● **THE EXERCISE**: Go through the data below. Pull out every line that has the word "true".

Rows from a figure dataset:
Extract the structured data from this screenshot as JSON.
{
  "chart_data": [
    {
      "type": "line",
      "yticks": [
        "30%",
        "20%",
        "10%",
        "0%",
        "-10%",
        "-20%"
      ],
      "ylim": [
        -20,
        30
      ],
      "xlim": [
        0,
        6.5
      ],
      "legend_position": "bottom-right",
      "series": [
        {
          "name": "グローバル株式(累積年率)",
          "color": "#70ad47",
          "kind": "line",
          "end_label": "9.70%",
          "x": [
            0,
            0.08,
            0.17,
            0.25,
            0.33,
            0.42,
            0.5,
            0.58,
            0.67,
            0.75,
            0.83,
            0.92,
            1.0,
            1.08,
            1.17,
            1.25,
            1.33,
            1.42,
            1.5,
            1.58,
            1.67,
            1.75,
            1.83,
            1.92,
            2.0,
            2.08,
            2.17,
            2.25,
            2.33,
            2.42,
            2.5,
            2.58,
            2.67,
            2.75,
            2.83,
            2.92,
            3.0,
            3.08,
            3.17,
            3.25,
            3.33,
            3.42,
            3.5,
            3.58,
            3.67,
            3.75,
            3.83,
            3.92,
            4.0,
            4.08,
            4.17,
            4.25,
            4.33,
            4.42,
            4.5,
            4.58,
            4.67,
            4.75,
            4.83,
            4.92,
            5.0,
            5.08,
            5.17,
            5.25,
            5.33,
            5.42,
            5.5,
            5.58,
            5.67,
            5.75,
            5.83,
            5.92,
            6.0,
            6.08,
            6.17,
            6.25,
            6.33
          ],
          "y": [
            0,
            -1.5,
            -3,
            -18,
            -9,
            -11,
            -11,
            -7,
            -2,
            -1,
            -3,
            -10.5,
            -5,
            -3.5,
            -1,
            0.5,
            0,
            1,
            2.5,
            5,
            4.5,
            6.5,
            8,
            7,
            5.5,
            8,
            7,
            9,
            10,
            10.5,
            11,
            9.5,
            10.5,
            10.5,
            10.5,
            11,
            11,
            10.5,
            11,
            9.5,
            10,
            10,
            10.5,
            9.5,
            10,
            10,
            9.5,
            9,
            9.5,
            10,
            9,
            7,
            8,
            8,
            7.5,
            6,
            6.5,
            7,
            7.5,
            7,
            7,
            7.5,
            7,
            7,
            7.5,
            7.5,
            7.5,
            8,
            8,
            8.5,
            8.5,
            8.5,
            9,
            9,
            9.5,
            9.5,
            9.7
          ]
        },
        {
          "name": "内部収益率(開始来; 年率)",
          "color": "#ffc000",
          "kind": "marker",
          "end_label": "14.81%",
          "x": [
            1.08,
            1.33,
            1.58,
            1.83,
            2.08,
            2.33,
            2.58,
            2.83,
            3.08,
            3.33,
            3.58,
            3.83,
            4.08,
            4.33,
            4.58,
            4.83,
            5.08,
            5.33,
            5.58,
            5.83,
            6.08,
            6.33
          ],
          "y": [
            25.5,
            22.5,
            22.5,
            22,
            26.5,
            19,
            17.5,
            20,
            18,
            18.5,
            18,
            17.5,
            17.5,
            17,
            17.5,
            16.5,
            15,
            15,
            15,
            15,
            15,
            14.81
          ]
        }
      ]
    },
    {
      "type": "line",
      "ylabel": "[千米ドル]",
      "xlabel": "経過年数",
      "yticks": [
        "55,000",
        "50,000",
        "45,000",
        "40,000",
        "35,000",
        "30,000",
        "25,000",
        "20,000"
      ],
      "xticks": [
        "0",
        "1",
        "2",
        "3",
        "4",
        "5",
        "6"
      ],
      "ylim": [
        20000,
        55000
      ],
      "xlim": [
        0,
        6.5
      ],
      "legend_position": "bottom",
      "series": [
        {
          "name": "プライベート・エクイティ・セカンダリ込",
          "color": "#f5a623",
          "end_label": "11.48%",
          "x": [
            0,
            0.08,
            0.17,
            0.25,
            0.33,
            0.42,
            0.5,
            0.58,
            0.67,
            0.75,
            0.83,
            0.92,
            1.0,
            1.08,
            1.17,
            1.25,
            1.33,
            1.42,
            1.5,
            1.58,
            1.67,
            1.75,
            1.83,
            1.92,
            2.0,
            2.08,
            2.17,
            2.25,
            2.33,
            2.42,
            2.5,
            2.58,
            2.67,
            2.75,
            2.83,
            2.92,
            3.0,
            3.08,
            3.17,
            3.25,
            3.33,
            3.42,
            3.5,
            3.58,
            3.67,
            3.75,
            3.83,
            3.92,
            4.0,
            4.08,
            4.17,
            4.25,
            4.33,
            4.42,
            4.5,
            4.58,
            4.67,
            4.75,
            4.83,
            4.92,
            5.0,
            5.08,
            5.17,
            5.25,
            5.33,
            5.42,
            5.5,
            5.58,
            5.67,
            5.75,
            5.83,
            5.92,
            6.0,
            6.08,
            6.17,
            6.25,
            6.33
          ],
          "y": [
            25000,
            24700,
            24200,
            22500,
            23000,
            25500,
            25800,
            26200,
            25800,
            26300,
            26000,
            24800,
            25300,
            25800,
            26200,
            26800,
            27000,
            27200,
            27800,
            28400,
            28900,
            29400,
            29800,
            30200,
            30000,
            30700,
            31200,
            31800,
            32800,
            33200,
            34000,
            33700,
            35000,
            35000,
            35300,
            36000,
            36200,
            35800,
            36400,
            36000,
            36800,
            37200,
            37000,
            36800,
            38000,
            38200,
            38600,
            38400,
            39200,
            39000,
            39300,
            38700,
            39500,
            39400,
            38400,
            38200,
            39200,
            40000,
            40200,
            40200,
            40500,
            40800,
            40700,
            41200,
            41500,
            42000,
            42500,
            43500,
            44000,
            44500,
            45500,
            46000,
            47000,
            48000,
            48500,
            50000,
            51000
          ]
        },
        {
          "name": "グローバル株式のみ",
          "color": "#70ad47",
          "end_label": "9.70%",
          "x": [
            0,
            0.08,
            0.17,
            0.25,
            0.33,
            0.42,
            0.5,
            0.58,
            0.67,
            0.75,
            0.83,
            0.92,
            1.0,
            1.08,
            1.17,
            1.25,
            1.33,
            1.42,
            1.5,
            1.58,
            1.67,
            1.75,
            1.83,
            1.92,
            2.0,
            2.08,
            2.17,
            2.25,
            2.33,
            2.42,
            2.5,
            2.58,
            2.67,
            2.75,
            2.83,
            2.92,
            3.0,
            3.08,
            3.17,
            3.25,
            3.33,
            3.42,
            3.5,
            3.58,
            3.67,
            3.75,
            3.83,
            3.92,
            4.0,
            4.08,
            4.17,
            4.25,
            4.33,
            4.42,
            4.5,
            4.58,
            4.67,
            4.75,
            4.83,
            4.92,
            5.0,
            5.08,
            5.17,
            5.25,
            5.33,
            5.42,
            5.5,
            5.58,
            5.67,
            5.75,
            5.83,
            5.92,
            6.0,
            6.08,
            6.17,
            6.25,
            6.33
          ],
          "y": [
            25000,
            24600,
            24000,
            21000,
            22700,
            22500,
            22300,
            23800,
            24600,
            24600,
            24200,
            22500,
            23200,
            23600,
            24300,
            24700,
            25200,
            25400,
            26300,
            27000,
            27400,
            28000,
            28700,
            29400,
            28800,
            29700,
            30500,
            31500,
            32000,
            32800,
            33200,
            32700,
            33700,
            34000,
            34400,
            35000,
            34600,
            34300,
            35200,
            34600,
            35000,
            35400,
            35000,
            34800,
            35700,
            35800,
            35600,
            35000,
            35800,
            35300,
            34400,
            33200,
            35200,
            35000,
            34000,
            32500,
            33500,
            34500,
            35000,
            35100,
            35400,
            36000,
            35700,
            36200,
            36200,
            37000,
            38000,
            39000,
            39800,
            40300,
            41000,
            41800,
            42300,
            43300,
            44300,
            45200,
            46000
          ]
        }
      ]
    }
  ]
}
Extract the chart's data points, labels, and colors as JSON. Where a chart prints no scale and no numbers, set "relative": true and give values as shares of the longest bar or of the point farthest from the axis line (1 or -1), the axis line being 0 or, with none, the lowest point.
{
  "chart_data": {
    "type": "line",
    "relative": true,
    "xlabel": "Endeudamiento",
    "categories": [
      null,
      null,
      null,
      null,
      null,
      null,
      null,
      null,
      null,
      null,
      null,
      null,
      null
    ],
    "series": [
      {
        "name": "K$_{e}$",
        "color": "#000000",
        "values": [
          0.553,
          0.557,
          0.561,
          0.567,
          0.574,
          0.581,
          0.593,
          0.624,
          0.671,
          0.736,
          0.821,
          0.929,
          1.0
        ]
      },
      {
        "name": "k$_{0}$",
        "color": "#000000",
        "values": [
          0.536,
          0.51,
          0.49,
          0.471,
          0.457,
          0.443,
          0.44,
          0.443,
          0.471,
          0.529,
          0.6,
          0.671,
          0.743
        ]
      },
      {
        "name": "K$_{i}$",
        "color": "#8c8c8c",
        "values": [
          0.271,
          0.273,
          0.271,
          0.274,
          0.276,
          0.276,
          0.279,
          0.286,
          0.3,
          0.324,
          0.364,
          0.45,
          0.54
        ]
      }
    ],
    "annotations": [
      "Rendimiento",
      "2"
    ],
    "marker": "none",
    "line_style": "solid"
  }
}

● **RESPONSE FOR THIS EXERCISE**:
Extract the chart's data points, labels, and colors as JSON. Where a chart prints no scale and no numbers, set "relative": true and give values as shares of the longest bar or of the point farthest from the axis line (1 or -1), the axis line being 0 or, with none, the lowest point.
    "relative": true,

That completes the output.